Search the material below for the string "Effective" and list each line that holds it.
########
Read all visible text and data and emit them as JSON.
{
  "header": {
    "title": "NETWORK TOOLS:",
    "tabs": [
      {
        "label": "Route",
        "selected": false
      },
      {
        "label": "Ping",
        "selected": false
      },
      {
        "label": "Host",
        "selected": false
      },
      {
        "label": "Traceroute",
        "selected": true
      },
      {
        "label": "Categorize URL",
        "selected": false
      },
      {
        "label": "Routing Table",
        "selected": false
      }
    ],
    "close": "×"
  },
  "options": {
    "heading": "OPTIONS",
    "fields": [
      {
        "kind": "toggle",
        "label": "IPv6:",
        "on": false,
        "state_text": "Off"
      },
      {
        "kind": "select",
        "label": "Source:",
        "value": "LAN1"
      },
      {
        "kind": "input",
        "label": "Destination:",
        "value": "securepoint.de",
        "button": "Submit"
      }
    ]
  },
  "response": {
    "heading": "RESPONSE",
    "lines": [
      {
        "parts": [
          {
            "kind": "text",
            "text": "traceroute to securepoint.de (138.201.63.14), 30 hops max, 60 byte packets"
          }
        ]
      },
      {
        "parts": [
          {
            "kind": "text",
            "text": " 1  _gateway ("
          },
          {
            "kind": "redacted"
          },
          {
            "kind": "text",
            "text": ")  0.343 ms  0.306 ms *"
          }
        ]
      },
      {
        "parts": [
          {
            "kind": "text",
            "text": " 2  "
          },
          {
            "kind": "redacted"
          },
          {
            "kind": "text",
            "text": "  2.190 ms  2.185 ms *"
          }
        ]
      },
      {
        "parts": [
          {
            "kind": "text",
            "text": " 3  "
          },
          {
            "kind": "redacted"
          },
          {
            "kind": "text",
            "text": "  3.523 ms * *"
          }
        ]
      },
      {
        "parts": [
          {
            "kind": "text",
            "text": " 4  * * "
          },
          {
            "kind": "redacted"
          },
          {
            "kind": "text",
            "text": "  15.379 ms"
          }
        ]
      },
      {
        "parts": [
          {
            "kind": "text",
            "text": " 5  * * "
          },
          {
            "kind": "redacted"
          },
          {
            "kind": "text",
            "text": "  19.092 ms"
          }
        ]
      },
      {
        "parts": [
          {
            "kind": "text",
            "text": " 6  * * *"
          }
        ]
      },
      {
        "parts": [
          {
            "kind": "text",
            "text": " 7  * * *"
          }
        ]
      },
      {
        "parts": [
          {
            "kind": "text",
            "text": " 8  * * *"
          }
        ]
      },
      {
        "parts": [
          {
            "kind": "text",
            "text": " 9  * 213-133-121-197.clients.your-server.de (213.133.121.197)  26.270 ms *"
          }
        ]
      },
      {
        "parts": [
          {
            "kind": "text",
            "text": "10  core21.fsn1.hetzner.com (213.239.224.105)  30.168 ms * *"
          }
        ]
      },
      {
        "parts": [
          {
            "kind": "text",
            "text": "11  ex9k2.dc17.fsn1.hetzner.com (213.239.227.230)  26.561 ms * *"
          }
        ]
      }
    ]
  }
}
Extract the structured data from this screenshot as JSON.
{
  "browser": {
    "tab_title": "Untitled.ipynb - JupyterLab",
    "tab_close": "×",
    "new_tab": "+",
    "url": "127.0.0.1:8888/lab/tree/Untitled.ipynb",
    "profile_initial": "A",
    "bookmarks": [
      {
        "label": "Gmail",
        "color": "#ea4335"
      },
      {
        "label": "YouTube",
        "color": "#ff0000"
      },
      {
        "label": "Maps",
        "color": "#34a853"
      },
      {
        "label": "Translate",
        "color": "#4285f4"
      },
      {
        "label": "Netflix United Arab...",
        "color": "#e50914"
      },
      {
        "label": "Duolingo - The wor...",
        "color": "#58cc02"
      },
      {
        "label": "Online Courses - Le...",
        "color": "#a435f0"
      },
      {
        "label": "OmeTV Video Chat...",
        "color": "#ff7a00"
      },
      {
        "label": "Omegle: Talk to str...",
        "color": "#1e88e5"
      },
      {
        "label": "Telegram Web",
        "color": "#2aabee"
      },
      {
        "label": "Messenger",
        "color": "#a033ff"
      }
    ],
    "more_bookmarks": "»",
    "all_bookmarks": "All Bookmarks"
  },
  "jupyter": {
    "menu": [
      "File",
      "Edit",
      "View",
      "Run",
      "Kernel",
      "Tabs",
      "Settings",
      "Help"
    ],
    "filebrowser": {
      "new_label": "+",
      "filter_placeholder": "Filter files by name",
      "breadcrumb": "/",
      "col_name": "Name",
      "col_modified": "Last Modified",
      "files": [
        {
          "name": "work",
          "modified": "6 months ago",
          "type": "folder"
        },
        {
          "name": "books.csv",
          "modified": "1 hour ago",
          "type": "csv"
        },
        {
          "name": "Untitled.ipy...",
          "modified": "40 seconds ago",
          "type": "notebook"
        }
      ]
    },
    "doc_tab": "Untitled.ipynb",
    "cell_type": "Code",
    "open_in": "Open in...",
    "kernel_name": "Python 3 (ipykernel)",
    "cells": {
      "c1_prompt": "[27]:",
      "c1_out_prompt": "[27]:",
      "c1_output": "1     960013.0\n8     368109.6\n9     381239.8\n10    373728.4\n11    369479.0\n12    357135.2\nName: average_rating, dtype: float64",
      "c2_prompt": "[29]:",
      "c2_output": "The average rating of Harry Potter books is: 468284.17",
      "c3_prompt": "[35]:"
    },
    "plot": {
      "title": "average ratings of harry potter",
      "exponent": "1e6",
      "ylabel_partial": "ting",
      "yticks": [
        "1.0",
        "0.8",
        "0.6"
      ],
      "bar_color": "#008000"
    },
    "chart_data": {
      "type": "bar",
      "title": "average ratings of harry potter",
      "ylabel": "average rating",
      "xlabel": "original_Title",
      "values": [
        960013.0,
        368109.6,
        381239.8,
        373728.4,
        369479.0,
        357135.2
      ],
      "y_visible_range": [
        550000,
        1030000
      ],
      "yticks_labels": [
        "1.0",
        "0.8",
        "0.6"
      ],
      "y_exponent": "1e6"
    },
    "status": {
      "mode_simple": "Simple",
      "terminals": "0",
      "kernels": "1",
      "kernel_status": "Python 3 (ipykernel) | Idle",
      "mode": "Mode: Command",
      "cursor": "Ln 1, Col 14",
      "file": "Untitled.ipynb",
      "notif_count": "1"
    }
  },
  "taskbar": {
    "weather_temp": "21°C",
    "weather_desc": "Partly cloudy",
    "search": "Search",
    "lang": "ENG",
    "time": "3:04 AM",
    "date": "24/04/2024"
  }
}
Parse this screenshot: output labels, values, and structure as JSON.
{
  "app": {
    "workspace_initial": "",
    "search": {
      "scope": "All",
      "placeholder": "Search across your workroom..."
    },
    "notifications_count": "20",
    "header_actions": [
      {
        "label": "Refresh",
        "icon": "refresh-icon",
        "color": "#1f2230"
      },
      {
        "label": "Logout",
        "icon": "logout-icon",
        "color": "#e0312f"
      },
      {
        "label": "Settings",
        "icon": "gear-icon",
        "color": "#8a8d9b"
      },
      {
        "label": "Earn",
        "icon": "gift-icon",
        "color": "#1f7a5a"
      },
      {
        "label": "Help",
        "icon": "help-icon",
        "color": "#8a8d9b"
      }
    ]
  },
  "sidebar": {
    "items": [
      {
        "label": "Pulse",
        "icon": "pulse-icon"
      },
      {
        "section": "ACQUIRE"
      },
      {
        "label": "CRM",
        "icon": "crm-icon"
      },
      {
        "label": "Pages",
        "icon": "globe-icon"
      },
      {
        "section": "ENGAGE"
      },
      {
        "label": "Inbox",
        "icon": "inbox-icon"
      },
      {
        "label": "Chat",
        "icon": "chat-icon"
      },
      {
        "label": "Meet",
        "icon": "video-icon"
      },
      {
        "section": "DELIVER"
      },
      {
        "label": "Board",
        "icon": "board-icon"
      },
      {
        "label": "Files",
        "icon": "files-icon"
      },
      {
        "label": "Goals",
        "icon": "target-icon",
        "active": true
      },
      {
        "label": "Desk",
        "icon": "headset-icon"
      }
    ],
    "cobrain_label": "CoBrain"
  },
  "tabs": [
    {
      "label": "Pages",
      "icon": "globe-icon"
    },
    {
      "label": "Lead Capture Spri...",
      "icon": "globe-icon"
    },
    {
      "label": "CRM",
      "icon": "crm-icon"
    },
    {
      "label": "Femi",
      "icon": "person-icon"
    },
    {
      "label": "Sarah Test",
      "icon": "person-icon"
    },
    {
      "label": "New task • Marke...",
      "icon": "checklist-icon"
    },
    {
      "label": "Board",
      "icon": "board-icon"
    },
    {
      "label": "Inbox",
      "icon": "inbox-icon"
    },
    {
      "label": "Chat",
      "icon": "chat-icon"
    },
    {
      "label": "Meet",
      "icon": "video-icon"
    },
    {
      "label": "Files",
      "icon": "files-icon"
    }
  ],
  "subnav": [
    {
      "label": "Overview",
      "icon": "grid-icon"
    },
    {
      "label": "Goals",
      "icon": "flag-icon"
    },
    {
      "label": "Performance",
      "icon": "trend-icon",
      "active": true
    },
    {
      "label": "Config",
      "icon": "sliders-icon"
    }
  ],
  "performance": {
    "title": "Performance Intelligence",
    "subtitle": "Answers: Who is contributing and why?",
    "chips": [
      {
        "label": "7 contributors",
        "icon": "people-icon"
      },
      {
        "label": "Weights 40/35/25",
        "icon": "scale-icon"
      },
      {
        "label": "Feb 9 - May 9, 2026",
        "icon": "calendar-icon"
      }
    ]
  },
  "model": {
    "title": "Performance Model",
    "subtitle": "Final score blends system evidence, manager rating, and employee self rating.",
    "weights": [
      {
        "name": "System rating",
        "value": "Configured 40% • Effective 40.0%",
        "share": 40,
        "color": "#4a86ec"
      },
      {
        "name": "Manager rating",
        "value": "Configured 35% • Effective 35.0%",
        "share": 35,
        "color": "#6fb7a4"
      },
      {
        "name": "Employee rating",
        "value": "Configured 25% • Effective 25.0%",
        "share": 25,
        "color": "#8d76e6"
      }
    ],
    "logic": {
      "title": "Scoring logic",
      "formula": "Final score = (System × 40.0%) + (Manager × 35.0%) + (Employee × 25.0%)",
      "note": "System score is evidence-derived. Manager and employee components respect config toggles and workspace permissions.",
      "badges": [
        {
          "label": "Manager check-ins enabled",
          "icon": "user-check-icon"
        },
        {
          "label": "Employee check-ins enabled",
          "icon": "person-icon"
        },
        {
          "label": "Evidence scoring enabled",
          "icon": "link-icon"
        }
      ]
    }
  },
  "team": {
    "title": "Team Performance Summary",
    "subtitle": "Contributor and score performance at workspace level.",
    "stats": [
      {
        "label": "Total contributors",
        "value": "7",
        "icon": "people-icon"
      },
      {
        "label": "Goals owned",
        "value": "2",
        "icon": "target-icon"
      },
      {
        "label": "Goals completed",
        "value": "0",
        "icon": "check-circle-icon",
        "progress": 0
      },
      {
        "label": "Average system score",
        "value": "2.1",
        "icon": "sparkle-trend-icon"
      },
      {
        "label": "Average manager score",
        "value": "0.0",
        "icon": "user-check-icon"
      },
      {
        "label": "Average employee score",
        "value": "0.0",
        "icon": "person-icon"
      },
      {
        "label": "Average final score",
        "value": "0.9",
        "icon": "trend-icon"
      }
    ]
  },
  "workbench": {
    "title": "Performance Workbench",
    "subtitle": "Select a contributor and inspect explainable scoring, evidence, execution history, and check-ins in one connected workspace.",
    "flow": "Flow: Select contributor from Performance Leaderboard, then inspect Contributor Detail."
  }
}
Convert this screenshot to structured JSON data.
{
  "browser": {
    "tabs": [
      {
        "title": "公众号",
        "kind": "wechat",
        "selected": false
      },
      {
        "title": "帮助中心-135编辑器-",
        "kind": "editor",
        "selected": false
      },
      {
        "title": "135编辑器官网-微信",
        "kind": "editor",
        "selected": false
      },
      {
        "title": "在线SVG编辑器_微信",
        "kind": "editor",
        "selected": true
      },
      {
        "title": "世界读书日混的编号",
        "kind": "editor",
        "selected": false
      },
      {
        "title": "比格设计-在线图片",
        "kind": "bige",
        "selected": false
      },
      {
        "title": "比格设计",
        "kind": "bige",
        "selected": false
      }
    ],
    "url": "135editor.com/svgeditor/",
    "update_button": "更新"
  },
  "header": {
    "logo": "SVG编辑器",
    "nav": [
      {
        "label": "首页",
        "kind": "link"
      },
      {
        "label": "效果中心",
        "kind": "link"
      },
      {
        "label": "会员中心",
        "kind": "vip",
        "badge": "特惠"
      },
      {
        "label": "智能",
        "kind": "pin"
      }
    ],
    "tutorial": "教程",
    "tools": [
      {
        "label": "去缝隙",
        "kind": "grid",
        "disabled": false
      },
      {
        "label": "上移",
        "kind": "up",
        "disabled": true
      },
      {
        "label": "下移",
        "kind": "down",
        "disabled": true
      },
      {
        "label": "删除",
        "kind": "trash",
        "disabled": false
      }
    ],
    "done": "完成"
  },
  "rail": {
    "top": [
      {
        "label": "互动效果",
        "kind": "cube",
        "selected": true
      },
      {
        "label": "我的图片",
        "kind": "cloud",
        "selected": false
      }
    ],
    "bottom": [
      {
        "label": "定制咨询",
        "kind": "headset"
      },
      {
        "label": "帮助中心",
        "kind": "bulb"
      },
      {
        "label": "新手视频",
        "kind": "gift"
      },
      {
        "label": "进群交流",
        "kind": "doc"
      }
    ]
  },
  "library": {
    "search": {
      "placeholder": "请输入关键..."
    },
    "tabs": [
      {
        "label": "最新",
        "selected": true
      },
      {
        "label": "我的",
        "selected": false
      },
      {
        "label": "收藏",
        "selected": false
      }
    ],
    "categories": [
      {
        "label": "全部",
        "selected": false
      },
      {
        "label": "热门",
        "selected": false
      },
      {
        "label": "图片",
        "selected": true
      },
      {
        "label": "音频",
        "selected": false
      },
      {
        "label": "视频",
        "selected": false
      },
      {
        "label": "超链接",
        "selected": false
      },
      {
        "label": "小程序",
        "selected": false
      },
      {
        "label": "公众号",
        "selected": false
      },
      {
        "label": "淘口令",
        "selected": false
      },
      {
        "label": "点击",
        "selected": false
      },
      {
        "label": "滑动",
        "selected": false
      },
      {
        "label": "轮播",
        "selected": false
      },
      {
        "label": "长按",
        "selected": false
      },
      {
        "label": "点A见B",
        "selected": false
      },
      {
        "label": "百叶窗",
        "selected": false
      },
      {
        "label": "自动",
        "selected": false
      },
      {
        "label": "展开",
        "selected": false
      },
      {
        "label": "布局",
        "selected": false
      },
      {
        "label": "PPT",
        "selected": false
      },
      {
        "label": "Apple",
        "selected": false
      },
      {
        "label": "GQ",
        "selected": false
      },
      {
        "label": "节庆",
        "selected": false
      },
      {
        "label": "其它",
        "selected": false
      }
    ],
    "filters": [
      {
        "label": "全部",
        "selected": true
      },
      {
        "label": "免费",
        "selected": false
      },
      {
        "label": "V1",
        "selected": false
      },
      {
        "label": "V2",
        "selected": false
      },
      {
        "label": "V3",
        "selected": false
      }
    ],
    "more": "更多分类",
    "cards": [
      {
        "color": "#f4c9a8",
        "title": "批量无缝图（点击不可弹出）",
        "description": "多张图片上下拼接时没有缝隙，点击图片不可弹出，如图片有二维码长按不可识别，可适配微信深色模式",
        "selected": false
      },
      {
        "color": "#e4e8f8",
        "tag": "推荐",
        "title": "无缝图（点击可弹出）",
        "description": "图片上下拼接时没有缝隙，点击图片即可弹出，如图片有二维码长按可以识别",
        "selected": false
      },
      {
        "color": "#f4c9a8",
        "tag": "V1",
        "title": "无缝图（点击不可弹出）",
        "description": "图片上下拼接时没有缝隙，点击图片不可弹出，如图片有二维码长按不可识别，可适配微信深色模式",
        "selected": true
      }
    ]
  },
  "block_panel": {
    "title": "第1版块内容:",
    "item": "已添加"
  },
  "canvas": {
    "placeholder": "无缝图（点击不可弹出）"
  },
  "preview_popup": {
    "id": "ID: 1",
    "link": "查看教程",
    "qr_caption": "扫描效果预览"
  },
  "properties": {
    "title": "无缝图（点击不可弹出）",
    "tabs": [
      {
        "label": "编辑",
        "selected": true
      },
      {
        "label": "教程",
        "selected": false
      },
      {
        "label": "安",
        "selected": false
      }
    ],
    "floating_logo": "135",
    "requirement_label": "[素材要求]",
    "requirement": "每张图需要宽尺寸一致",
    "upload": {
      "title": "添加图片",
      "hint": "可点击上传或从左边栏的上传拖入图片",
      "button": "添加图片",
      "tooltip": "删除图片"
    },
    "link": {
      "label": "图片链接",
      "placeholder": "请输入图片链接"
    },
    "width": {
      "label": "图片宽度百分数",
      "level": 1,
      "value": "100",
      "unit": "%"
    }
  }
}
########
_Solution for this exercise_.
        "value": "Configured 40% • Effective 40.0%",
        "value": "Configured 35% • Effective 35.0%",
        "value": "Configured 25% • Effective 25.0%",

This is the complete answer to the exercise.